### Instruction
Repeat all the records exactly, omitting pictures.

### Exercise material

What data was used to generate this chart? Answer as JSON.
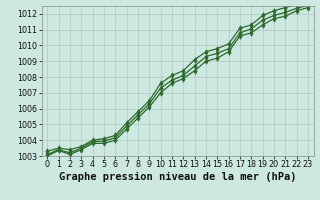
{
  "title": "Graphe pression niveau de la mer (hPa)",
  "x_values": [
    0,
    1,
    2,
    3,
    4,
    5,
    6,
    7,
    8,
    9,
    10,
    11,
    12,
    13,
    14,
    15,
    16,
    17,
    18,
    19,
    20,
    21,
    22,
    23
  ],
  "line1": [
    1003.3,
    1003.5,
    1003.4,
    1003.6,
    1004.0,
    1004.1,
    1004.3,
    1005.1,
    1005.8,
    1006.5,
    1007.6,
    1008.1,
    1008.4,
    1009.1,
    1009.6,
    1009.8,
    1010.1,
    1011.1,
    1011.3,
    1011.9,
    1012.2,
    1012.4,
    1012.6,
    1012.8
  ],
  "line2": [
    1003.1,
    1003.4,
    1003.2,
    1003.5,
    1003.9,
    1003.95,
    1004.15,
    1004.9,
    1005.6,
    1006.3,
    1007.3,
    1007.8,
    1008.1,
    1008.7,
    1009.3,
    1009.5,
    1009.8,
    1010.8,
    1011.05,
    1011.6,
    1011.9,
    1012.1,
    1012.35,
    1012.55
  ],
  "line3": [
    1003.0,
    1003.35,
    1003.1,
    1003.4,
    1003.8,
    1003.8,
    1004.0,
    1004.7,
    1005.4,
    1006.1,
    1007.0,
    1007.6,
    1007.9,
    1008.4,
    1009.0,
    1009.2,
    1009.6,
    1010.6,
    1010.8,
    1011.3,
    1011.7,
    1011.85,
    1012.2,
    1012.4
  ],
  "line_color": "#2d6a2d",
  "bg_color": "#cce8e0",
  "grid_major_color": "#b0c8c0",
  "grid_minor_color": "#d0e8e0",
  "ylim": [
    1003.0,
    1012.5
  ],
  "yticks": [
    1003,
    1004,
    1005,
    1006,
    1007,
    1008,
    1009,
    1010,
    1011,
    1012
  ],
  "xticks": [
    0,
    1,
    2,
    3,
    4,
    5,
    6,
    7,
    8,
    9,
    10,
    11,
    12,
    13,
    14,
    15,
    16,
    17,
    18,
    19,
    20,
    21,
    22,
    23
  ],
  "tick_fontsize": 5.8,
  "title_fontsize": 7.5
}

### Exercise response
What data was used to generate this chart? Answer as JSON.
{
  "title": "Graphe pression niveau de la mer (hPa)",
  "x_values": [
    0,
    1,
    2,
    3,
    4,
    5,
    6,
    7,
    8,
    9,
    10,
    11,
    12,
    13,
    14,
    15,
    16,
    17,
    18,
    19,
    20,
    21,
    22,
    23
  ],
  "line1": [
    1003.3,
    1003.5,
    1003.4,
    1003.6,
    1004.0,
    1004.1,
    1004.3,
    1005.1,
    1005.8,
    1006.5,
    1007.6,
    1008.1,
    1008.4,
    1009.1,
    1009.6,
    1009.8,
    1010.1,
    1011.1,
    1011.3,
    1011.9,
    1012.2,
    1012.4,
    1012.6,
    1012.8
  ],
  "line2": [
    1003.1,
    1003.4,
    1003.2,
    1003.5,
    1003.9,
    1003.95,
    1004.15,
    1004.9,
    1005.6,
    1006.3,
    1007.3,
    1007.8,
    1008.1,
    1008.7,
    1009.3,
    1009.5,
    1009.8,
    1010.8,
    1011.05,
    1011.6,
    1011.9,
    1012.1,
    1012.35,
    1012.55
  ],
  "line3": [
    1003.0,
    1003.35,
    1003.1,
    1003.4,
    1003.8,
    1003.8,
    1004.0,
    1004.7,
    1005.4,
    1006.1,
    1007.0,
    1007.6,
    1007.9,
    1008.4,
    1009.0,
    1009.2,
    1009.6,
    1010.6,
    1010.8,
    1011.3,
    1011.7,
    1011.85,
    1012.2,
    1012.4
  ],
  "line_color": "#2d6a2d",
  "bg_color": "#cce8e0",
  "grid_major_color": "#b0c8c0",
  "grid_minor_color": "#d0e8e0",
  "ylim": [
    1003.0,
    1012.5
  ],
  "yticks": [
    1003,
    1004,
    1005,
    1006,
    1007,
    1008,
    1009,
    1010,
    1011,
    1012
  ],
  "xticks": [
    0,
    1,
    2,
    3,
    4,
    5,
    6,
    7,
    8,
    9,
    10,
    11,
    12,
    13,
    14,
    15,
    16,
    17,
    18,
    19,
    20,
    21,
    22,
    23
  ],
  "tick_fontsize": 5.8,
  "title_fontsize": 7.5
}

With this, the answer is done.